Marco Mallus

Personal information
- Date of birth: 24 January 1982 (age 43)
- Place of birth: Como, Italy
- Height: 1.80 m (5 ft 11 in)
- Position(s): Centre-back

Team information
- Current team: AS Ciabbino

Youth career
- Como

Senior career*
- Years: Team / Apps / (Gls)
- 2000–2001: Como / 0 / (0)
- 2000–2001: → Legnano (loan) / 13 / (0)
- 2001–2005: South Tyrol / 98 / (1)
- 2005–2007: Treviso / 13 / (0)
- 2007–2010: Reggiana / 38 / (0)
- 2009: → Viareggio (loan) / 7 / (0)
- 2010–2011: Mezzocorona / 28 / (1)
- 2011–2012: Gozzano / 21 / (0)
- 2012–2013: Civitanovese / 24 / (0)
- 2013–2016: Ancona / 48 / (1)
- 2016–2017: Viterbese / 8 / (0)
- 2017: L'Aquila / 3 / (0)
- 2017: ASD Monticelli / 5 / (0)
- 2017–: AS Ciabbino / 0 / (0)

= Marco Mallus =

Italian footballer

Marco Mallus (born 24 January 1982) is an Italian footballer who plays as a defender for Italian club AS Ciabbino.

* * * *

**Problems to work on**
1 – Which clubs does the Marco Mallus profile credit with at least one senior goal?
2 – Extend the Marco Mallus profile past its final sentence.
The listing has nothing to do with the Marco Mallus profile.

**Supplied material**
* * * *

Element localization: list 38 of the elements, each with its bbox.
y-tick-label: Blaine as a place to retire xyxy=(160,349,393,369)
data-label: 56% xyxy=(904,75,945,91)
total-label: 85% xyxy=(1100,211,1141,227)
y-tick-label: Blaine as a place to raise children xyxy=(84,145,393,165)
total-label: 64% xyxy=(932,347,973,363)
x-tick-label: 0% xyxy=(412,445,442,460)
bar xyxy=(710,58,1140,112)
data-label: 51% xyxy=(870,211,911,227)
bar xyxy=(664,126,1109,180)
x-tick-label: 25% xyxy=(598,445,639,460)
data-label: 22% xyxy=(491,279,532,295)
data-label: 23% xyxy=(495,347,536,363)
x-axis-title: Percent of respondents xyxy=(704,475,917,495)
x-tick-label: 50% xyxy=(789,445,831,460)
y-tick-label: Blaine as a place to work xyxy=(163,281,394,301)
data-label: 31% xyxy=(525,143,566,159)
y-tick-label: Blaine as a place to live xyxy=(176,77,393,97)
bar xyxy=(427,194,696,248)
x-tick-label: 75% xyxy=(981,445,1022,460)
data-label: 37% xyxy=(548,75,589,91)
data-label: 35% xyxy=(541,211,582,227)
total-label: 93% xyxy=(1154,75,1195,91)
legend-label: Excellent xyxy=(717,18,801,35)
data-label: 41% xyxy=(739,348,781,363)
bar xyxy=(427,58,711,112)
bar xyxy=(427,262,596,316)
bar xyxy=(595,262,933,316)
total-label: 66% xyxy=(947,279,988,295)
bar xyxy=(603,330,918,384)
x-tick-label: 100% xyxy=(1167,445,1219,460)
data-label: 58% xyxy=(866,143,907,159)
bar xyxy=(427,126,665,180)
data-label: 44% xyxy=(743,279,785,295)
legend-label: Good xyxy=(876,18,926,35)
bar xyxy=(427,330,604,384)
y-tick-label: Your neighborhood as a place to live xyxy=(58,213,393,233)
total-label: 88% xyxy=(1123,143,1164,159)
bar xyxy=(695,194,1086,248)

* * * *

**Answers to each task**
1 – South Tyrol, Mezzocorona, Ancona

2 –
==Career==
Mallus started his career at hometown club Como. After a loan spell with Legnano of Serie C2, he joined South Tyrol of the same division in co-ownership deal in June 2001, for 1 million lire (€516). That season South Tyrol also signed Carlo Gervasoni and sold Luigi Crisopulli back to Como. In June 2004 Como gave up the remain 50% registration rights of Mallus for free and bought back Gervasoni for €120,000.

In 2005 Treviso signed him in another co-ownership deal. Although he just played twice at Serie A, Treviso bought all remain registration rights. After just played 13 league matches in 2 seasons, he left for Reggiana in another co-ownership deal, for a peppercorn of €500. He played 21 league matches in the first season and Reggiana choose to bought the remain rights. In the second season he just played 8 league matches before left for Viareggio of 2008–09 Lega Pro Seconda Divisione.

Since 2011 Mallus played for Serie D clubs, such as Gozzano, Civitanovese and most recently Ancona.